Go through the material below and count the lines with the string "xlabel"; the number is the whole answer.

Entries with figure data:

>> Start

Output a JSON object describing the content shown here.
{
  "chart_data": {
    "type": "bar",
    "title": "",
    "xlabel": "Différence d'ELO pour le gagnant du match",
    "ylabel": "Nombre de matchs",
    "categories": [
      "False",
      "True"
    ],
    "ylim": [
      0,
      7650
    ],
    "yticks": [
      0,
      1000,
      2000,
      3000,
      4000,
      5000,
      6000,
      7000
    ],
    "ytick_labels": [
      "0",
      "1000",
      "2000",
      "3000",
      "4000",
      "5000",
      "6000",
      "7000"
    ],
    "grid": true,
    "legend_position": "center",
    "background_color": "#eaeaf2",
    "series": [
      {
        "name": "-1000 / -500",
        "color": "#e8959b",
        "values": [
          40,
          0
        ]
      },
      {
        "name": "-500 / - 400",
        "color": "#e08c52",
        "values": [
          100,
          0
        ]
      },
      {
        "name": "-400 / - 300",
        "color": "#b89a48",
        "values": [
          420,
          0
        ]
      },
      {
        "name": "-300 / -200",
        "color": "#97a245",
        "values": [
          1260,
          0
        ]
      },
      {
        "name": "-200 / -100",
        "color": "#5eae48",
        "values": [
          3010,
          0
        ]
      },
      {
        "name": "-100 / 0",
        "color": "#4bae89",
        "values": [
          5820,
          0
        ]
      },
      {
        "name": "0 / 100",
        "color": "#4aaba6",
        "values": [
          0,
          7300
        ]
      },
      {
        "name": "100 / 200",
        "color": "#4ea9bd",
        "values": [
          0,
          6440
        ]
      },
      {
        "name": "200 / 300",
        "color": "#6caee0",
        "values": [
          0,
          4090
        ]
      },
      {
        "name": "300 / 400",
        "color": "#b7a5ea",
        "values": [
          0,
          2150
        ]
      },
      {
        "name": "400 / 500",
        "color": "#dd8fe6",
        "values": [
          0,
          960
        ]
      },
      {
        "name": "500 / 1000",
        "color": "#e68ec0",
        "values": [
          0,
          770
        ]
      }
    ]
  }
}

>> End
>> Start

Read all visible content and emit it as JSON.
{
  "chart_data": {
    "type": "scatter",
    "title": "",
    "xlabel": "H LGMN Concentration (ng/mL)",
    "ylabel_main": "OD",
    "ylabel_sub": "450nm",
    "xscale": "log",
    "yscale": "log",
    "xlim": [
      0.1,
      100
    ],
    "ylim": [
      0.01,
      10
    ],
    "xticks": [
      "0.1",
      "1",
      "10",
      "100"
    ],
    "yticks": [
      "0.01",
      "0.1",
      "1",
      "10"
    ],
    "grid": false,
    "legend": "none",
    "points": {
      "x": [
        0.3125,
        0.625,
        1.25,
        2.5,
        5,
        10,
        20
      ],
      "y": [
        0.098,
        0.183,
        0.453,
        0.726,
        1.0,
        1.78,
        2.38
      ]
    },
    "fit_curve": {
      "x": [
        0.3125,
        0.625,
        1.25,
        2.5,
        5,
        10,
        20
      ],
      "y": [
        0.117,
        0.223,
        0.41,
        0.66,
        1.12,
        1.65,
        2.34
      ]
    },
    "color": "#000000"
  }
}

>> End

### WRITTEN ANSWER
2